Exercise aim: Transcribe every line of the listing below without any deviation.

Exercise material:
^^^^^^^^^^^^^^^^
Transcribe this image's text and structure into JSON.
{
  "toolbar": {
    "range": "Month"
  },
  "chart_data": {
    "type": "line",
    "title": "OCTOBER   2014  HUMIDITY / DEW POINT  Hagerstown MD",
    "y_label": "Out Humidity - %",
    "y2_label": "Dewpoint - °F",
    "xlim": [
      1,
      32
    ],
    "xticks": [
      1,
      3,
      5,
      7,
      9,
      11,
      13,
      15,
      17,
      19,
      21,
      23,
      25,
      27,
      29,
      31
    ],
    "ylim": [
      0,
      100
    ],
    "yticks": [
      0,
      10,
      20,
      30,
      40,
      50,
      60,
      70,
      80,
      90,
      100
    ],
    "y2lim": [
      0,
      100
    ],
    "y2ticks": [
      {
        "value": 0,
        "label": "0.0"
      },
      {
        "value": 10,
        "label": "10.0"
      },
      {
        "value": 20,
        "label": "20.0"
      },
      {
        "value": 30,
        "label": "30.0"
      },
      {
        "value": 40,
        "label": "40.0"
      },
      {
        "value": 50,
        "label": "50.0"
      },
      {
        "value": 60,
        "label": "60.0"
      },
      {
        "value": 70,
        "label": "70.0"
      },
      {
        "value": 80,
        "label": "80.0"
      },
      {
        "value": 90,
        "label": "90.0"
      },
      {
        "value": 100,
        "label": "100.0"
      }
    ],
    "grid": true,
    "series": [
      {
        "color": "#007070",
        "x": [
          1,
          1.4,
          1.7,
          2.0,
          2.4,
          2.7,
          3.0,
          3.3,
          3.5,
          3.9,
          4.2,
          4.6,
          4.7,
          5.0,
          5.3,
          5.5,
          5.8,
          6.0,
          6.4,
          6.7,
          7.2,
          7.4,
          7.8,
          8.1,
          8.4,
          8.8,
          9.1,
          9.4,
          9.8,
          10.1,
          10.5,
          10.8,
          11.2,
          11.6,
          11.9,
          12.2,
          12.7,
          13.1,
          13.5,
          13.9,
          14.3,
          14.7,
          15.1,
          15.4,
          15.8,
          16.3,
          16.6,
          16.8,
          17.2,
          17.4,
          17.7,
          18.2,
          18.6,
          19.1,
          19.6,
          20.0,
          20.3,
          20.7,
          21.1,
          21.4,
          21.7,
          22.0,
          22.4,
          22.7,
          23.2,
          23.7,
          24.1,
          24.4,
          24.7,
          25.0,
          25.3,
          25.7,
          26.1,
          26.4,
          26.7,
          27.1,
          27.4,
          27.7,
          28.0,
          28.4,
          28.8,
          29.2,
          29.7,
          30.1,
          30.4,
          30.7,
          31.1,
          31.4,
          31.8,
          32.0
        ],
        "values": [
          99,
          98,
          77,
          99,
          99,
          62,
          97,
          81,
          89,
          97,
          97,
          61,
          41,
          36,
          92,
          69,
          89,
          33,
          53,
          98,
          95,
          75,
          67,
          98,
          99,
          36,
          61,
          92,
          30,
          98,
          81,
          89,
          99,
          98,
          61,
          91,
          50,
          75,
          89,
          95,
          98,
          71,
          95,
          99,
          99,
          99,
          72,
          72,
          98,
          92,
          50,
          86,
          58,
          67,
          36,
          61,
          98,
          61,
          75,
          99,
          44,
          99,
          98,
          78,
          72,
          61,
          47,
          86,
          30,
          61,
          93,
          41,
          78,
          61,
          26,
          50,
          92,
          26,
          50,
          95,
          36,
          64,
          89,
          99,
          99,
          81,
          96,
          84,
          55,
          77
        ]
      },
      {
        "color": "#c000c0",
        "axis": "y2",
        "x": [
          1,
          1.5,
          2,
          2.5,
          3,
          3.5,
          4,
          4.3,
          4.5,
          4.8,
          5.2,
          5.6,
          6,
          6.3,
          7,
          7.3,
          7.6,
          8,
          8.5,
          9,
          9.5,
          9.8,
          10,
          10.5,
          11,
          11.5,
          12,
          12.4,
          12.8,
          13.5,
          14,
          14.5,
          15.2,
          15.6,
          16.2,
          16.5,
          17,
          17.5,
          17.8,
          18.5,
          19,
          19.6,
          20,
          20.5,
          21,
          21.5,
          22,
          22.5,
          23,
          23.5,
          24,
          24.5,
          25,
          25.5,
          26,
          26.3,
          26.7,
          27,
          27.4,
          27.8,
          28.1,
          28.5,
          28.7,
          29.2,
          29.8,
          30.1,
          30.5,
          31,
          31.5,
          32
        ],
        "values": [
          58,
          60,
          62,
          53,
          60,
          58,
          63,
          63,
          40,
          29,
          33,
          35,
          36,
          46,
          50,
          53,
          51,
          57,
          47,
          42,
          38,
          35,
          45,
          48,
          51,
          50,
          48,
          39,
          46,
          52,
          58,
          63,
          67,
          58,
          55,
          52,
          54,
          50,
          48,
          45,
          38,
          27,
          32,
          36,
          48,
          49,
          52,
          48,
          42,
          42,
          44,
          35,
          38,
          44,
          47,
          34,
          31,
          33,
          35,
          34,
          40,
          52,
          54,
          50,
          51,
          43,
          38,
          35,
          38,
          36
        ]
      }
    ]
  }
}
^^^^^^^^^^^^^^^^
Exercise response:
Transcribe this image's text and structure into JSON.
{
  "toolbar": {
    "range": "Month"
  },
  "chart_data": {
    "type": "line",
    "title": "OCTOBER   2014  HUMIDITY / DEW POINT  Hagerstown MD",
    "y_label": "Out Humidity - %",
    "y2_label": "Dewpoint - °F",
    "xlim": [
      1,
      32
    ],
    "xticks": [
      1,
      3,
      5,
      7,
      9,
      11,
      13,
      15,
      17,
      19,
      21,
      23,
      25,
      27,
      29,
      31
    ],
    "ylim": [
      0,
      100
    ],
    "yticks": [
      0,
      10,
      20,
      30,
      40,
      50,
      60,
      70,
      80,
      90,
      100
    ],
    "y2lim": [
      0,
      100
    ],
    "y2ticks": [
      {
        "value": 0,
        "label": "0.0"
      },
      {
        "value": 10,
        "label": "10.0"
      },
      {
        "value": 20,
        "label": "20.0"
      },
      {
        "value": 30,
        "label": "30.0"
      },
      {
        "value": 40,
        "label": "40.0"
      },
      {
        "value": 50,
        "label": "50.0"
      },
      {
        "value": 60,
        "label": "60.0"
      },
      {
        "value": 70,
        "label": "70.0"
      },
      {
        "value": 80,
        "label": "80.0"
      },
      {
        "value": 90,
        "label": "90.0"
      },
      {
        "value": 100,
        "label": "100.0"
      }
    ],
    "grid": true,
    "series": [
      {
        "color": "#007070",
        "x": [
          1,
          1.4,
          1.7,
          2.0,
          2.4,
          2.7,
          3.0,
          3.3,
          3.5,
          3.9,
          4.2,
          4.6,
          4.7,
          5.0,
          5.3,
          5.5,
          5.8,
          6.0,
          6.4,
          6.7,
          7.2,
          7.4,
          7.8,
          8.1,
          8.4,
          8.8,
          9.1,
          9.4,
          9.8,
          10.1,
          10.5,
          10.8,
          11.2,
          11.6,
          11.9,
          12.2,
          12.7,
          13.1,
          13.5,
          13.9,
          14.3,
          14.7,
          15.1,
          15.4,
          15.8,
          16.3,
          16.6,
          16.8,
          17.2,
          17.4,
          17.7,
          18.2,
          18.6,
          19.1,
          19.6,
          20.0,
          20.3,
          20.7,
          21.1,
          21.4,
          21.7,
          22.0,
          22.4,
          22.7,
          23.2,
          23.7,
          24.1,
          24.4,
          24.7,
          25.0,
          25.3,
          25.7,
          26.1,
          26.4,
          26.7,
          27.1,
          27.4,
          27.7,
          28.0,
          28.4,
          28.8,
          29.2,
          29.7,
          30.1,
          30.4,
          30.7,
          31.1,
          31.4,
          31.8,
          32.0
        ],
        "values": [
          99,
          98,
          77,
          99,
          99,
          62,
          97,
          81,
          89,
          97,
          97,
          61,
          41,
          36,
          92,
          69,
          89,
          33,
          53,
          98,
          95,
          75,
          67,
          98,
          99,
          36,
          61,
          92,
          30,
          98,
          81,
          89,
          99,
          98,
          61,
          91,
          50,
          75,
          89,
          95,
          98,
          71,
          95,
          99,
          99,
          99,
          72,
          72,
          98,
          92,
          50,
          86,
          58,
          67,
          36,
          61,
          98,
          61,
          75,
          99,
          44,
          99,
          98,
          78,
          72,
          61,
          47,
          86,
          30,
          61,
          93,
          41,
          78,
          61,
          26,
          50,
          92,
          26,
          50,
          95,
          36,
          64,
          89,
          99,
          99,
          81,
          96,
          84,
          55,
          77
        ]
      },
      {
        "color": "#c000c0",
        "axis": "y2",
        "x": [
          1,
          1.5,
          2,
          2.5,
          3,
          3.5,
          4,
          4.3,
          4.5,
          4.8,
          5.2,
          5.6,
          6,
          6.3,
          7,
          7.3,
          7.6,
          8,
          8.5,
          9,
          9.5,
          9.8,
          10,
          10.5,
          11,
          11.5,
          12,
          12.4,
          12.8,
          13.5,
          14,
          14.5,
          15.2,
          15.6,
          16.2,
          16.5,
          17,
          17.5,
          17.8,
          18.5,
          19,
          19.6,
          20,
          20.5,
          21,
          21.5,
          22,
          22.5,
          23,
          23.5,
          24,
          24.5,
          25,
          25.5,
          26,
          26.3,
          26.7,
          27,
          27.4,
          27.8,
          28.1,
          28.5,
          28.7,
          29.2,
          29.8,
          30.1,
          30.5,
          31,
          31.5,
          32
        ],
        "values": [
          58,
          60,
          62,
          53,
          60,
          58,
          63,
          63,
          40,
          29,
          33,
          35,
          36,
          46,
          50,
          53,
          51,
          57,
          47,
          42,
          38,
          35,
          45,
          48,
          51,
          50,
          48,
          39,
          46,
          52,
          58,
          63,
          67,
          58,
          55,
          52,
          54,
          50,
          48,
          45,
          38,
          27,
          32,
          36,
          48,
          49,
          52,
          48,
          42,
          42,
          44,
          35,
          38,
          44,
          47,
          34,
          31,
          33,
          35,
          34,
          40,
          52,
          54,
          50,
          51,
          43,
          38,
          35,
          38,
          36
        ]
      }
    ]
  }
}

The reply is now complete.